### Estratto del testo
::::
Nel 2009 è stata avviata un’azione di contrasto all’evasione basata sulla collaborazione tra Agenzia delle entrate e amministrazioni locali. Al di là degli importi recuperati, sono rilevanti gli effetti di “apprendimento” e di “deterrenza” che ha generato.

La collaborazione tra Agenzia delle entrate e comuni

La lotta all’evasione fiscale è ampiamente riconosciuta come una priorità a livello internazionale, benché nel nostro paese i governi vi facciano spesso ricorso a fini di cassa. Recentemente, l’Ocse e la Banca mondiale hanno proposto una strategia per combattere il fenomeno basata sullo scambio d’informazioni a livello internazionale e sulla cooperazione verticale tra le istituzioni nazionali e internazionali. Rispetto all’Agenzia delle entrate, infatti, le amministrazioni locali possono essere avvantaggiate nell’individuare nuovi evasori perché dispongono di una conoscenza diretta dei propri cittadini. Una più proficua collaborazione tra livelli di governo differenti può dunque rivelarsi una strategia di successo nella lotta all’evasione, proprio perché permetterebbe di ridurre l’asimmetria informativa con i contribuenti e di aumentare l’efficacia dell’amministrazione finanziaria (si veda Alessandro Santoro  e Tommaso Di Tanno).
::::
### Dati forniti

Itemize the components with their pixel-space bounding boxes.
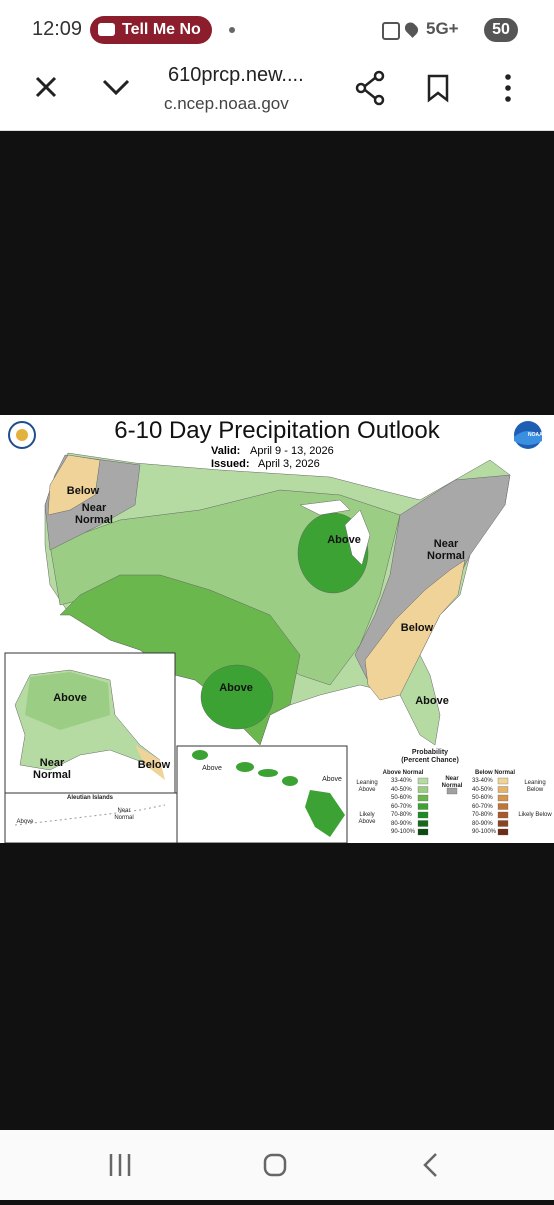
::::
### Istruzioni
- a) Per ciascuna affermazione, indica se concorda con il testo sulla lotta all'evasione: rispondi sì o no e cita tra virgolette le parole del testo che lo decidono. (i) L'azione di contrasto all'evasione basata sulla collaborazione tra Agenzia delle entrate e amministrazioni locali è partita nel 2009. (ii) La strategia proposta dall'Ocse e dalla Banca mondiale si fonda sulla cooperazione orizzontale tra i comuni. (iii) Rispetto alle amministrazioni locali, l'Agenzia delle entrate ha una conoscenza più diretta dei cittadini.
- b) Prosegui il testo sulla lotta all'evasione dopo la sua ultima frase.
I dati sono materiale a sé, separato dal testo.

### Risposte fornite
- a)
(i) Sì: «Nel 2009 è stata avviata un’azione di contrasto all’evasione basata sulla collaborazione tra Agenzia delle entrate e amministrazioni locali».
(ii) No: «sulla cooperazione verticale tra le istituzioni nazionali e internazionali».
(iii) No: «le amministrazioni locali possono essere avvantaggiate nell’individuare nuovi evasori perché dispongono di una conoscenza diretta dei propri cittadini».

- b)
Un’esperienza di collaborazione interistituzionale è stata avviata nel nostro paese nel 2009 (con l’articolo 1 del decreto legge 30.9.2005 n. 203). Da allora, i comuni italiani possono collaborare a individuare presunti evasori utilizzando le informazioni in loro possesso sui cittadini residenti nel proprio territorio e inviando all’Agenzia delle entrate segnalazioni qualificate che contengono indizi su presunti evasori. Una volta ricevute le segnalazioni, gli uffici dell’Agenzia scelgono a quali di esse dar seguito per effettuare gli accertamenti fiscali in base al criterio di proficuità comparata. Sulla base della qualità della segnalazione, viene valutato se il recupero atteso sia congruo rispetto ai costi sostenuti dall’amministrazione. Per incoraggiare la partecipazione dei comuni, inizialmente è stata riconosciuta loro una quota delle maggiori somme accertate e riscosse pari al 30 per cento, poi innalzata nel 2011 al 100 per cento. In sintesi, l’idea alla base di questa attività è arricchire l’insieme di informazioni a disposizione degli uffici fiscali per effettuare controlli più mirati.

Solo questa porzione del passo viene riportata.